◆ INSTRUCTION ◆
Output the entries below exactly as written, omitting pictures.

Records about charts and figures:
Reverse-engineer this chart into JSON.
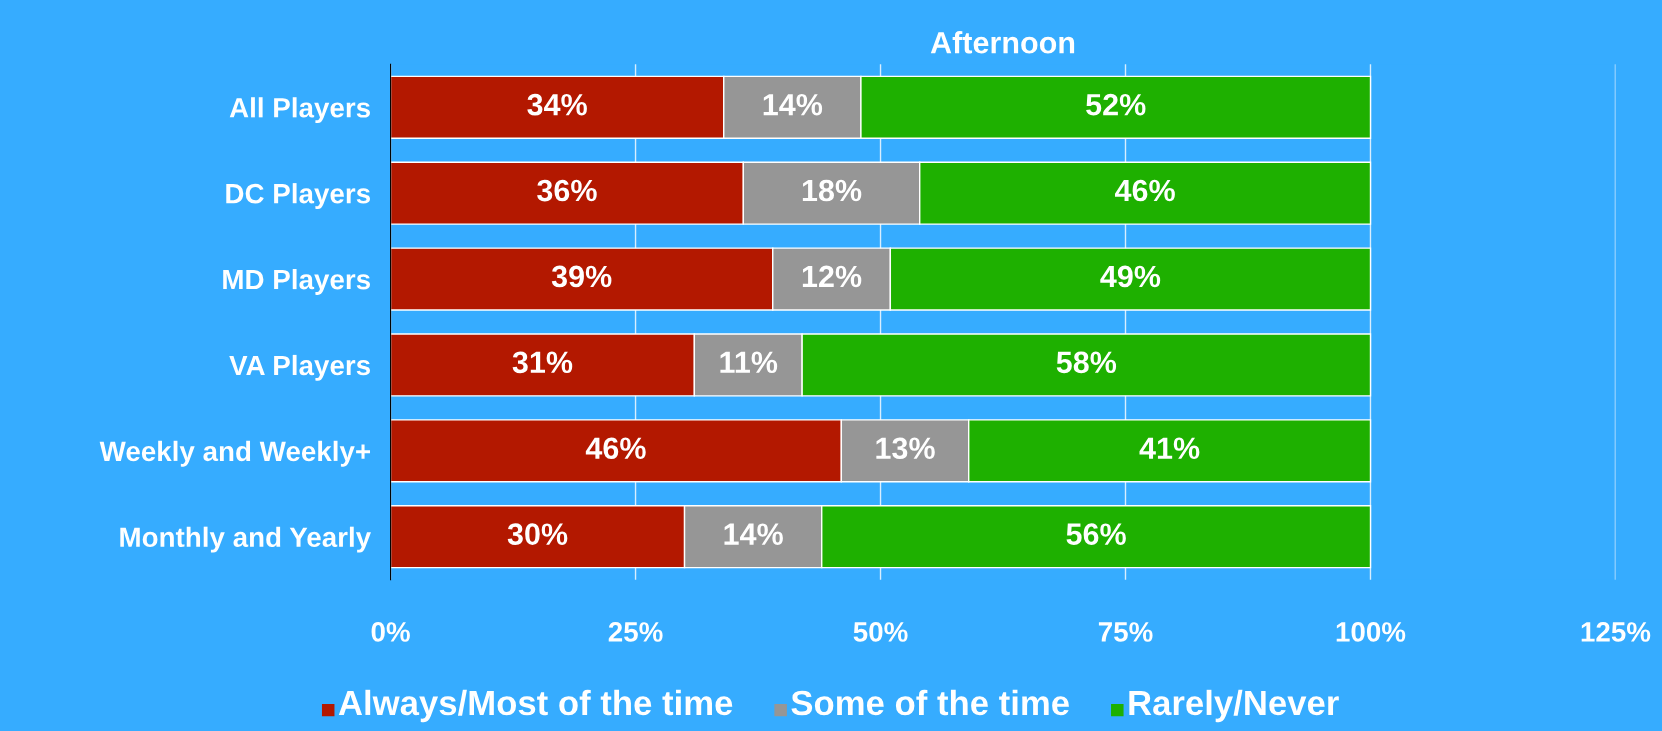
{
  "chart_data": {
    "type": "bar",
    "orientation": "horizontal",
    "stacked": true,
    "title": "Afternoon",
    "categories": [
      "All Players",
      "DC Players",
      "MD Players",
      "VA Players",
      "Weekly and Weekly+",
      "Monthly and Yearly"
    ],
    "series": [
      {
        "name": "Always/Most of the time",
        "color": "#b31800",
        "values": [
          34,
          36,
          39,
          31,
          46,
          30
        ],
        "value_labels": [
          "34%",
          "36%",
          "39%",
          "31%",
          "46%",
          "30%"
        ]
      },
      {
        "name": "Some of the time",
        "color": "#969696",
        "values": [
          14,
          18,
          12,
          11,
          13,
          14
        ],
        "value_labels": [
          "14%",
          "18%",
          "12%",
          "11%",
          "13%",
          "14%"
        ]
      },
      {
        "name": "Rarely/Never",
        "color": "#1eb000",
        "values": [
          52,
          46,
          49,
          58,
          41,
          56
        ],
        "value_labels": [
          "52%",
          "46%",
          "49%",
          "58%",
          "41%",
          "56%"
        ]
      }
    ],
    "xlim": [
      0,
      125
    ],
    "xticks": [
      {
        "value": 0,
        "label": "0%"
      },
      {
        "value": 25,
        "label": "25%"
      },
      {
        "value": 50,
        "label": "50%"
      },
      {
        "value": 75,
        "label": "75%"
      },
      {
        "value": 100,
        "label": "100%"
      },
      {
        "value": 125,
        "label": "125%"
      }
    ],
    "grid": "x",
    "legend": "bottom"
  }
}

◆ WRITTEN ANSWER ◆
Reverse-engineer this chart into JSON.
{
  "chart_data": {
    "type": "bar",
    "orientation": "horizontal",
    "stacked": true,
    "title": "Afternoon",
    "categories": [
      "All Players",
      "DC Players",
      "MD Players",
      "VA Players",
      "Weekly and Weekly+",
      "Monthly and Yearly"
    ],
    "series": [
      {
        "name": "Always/Most of the time",
        "color": "#b31800",
        "values": [
          34,
          36,
          39,
          31,
          46,
          30
        ],
        "value_labels": [
          "34%",
          "36%",
          "39%",
          "31%",
          "46%",
          "30%"
        ]
      },
      {
        "name": "Some of the time",
        "color": "#969696",
        "values": [
          14,
          18,
          12,
          11,
          13,
          14
        ],
        "value_labels": [
          "14%",
          "18%",
          "12%",
          "11%",
          "13%",
          "14%"
        ]
      },
      {
        "name": "Rarely/Never",
        "color": "#1eb000",
        "values": [
          52,
          46,
          49,
          58,
          41,
          56
        ],
        "value_labels": [
          "52%",
          "46%",
          "49%",
          "58%",
          "41%",
          "56%"
        ]
      }
    ],
    "xlim": [
      0,
      125
    ],
    "xticks": [
      {
        "value": 0,
        "label": "0%"
      },
      {
        "value": 25,
        "label": "25%"
      },
      {
        "value": 50,
        "label": "50%"
      },
      {
        "value": 75,
        "label": "75%"
      },
      {
        "value": 100,
        "label": "100%"
      },
      {
        "value": 125,
        "label": "125%"
      }
    ],
    "grid": "x",
    "legend": "bottom"
  }
}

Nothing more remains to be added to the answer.